| WRITTEN REQUEST |
Lines containing the word "Sacchari" are to be located and copied.

(Dataset entries)
________________

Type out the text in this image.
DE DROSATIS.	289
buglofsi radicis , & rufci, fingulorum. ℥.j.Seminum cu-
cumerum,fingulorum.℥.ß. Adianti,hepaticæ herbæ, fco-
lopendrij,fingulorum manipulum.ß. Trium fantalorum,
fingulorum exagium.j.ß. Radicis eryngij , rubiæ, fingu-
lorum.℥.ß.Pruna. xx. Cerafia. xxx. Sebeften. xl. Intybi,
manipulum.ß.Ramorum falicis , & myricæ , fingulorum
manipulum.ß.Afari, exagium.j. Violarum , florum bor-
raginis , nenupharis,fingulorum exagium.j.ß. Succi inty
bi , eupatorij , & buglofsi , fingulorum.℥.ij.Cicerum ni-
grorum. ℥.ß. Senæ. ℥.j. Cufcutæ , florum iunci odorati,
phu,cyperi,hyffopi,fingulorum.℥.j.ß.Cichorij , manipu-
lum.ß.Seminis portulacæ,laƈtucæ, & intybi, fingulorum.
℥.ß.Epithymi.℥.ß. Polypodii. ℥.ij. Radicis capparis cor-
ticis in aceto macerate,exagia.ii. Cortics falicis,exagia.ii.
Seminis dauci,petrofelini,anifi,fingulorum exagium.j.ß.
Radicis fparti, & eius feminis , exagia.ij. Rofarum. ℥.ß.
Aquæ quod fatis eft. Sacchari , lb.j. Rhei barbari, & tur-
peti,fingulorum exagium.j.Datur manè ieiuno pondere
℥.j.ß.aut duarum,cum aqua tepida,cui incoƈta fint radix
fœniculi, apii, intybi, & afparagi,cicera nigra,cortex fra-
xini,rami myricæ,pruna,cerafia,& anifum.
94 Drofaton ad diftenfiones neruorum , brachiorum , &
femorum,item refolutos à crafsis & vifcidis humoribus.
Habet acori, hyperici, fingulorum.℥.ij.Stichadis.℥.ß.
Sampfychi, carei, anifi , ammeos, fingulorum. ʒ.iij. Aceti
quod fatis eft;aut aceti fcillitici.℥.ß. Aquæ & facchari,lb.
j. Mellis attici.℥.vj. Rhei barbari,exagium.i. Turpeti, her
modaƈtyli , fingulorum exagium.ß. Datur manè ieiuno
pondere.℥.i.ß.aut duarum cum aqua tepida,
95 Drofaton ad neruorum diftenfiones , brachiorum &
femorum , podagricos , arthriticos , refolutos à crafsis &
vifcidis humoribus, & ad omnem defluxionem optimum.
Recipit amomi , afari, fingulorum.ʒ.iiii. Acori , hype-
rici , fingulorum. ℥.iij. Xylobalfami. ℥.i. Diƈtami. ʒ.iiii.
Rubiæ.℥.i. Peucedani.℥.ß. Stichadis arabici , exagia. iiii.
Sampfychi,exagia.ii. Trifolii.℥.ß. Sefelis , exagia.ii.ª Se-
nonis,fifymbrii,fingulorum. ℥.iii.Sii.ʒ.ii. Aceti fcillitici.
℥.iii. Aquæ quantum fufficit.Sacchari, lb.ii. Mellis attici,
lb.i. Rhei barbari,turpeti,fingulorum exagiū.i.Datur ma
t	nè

________________

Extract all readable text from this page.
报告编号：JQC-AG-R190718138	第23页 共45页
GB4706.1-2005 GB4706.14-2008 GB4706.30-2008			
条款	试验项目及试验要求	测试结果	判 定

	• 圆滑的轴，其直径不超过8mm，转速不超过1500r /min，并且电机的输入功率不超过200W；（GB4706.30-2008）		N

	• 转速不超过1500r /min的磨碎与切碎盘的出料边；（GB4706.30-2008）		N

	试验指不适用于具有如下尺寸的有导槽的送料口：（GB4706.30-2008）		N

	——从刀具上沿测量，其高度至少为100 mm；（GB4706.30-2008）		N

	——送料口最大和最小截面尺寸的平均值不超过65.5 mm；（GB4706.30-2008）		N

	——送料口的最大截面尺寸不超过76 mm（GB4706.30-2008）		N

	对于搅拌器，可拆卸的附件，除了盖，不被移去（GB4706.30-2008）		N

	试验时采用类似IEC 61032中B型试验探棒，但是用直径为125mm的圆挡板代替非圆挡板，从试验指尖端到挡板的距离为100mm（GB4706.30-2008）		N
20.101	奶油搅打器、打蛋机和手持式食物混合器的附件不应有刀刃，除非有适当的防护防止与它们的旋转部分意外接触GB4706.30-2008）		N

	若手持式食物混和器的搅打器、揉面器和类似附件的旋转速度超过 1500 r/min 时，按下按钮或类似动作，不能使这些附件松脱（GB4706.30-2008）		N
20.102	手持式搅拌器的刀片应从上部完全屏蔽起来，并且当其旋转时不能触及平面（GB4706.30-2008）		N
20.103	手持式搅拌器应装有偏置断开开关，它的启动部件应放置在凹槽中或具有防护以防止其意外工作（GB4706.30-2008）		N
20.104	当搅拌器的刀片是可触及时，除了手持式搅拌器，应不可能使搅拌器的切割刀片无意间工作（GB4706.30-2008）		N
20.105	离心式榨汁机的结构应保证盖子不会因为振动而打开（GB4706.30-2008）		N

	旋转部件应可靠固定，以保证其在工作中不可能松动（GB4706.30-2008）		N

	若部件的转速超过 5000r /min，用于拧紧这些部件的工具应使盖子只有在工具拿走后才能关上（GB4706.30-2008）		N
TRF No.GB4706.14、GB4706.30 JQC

________________

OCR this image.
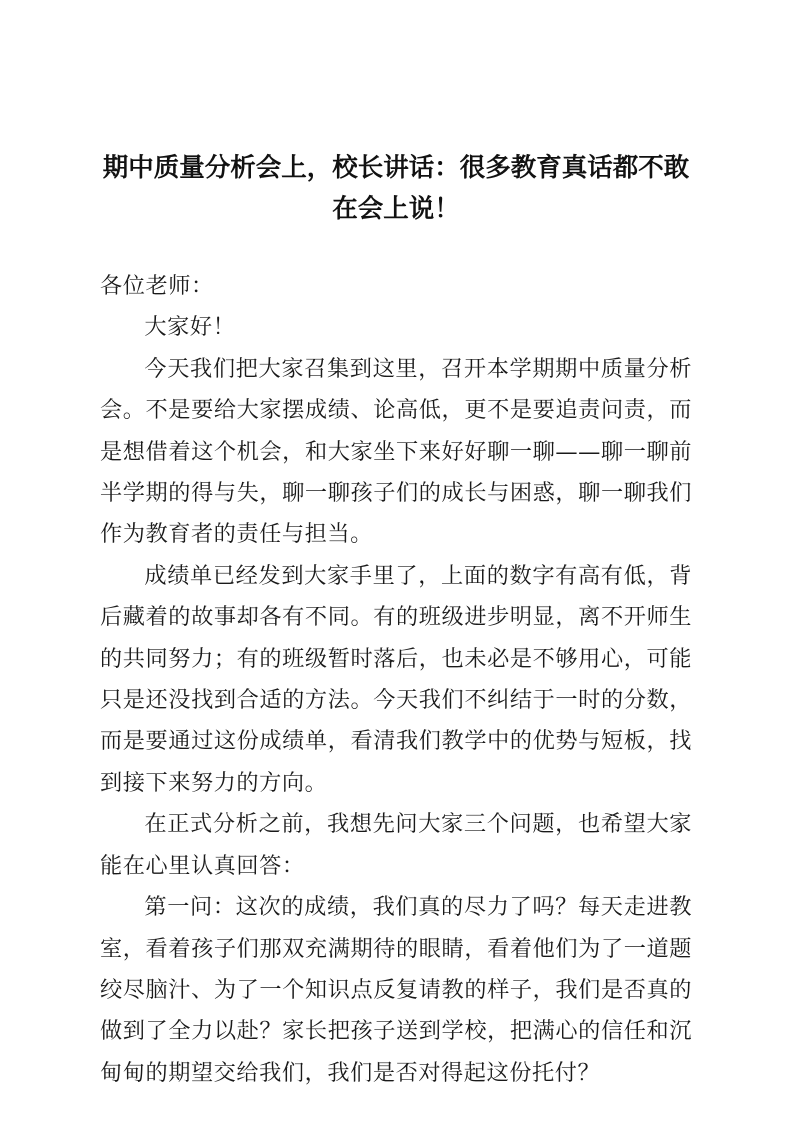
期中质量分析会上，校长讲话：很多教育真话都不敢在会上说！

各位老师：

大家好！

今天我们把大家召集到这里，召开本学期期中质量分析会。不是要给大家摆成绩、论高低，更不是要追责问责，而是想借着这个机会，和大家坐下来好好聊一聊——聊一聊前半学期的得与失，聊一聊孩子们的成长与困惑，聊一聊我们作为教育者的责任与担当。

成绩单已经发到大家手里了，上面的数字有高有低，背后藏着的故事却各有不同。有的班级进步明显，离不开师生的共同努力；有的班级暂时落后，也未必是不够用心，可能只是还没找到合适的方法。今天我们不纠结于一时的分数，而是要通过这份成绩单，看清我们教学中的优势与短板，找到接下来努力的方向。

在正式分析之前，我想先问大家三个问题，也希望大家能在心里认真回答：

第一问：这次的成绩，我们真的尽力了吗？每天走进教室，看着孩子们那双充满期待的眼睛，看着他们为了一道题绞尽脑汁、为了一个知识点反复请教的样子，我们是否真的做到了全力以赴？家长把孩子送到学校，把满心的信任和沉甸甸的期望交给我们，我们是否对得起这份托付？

________________

| EXERCISE RESULT |
Aquæ quod fatis eft. Sacchari , lb.j. Rhei barbari, & tur-
℥.iii. Aquæ quantum fufficit.Sacchari, lb.ii. Mellis attici,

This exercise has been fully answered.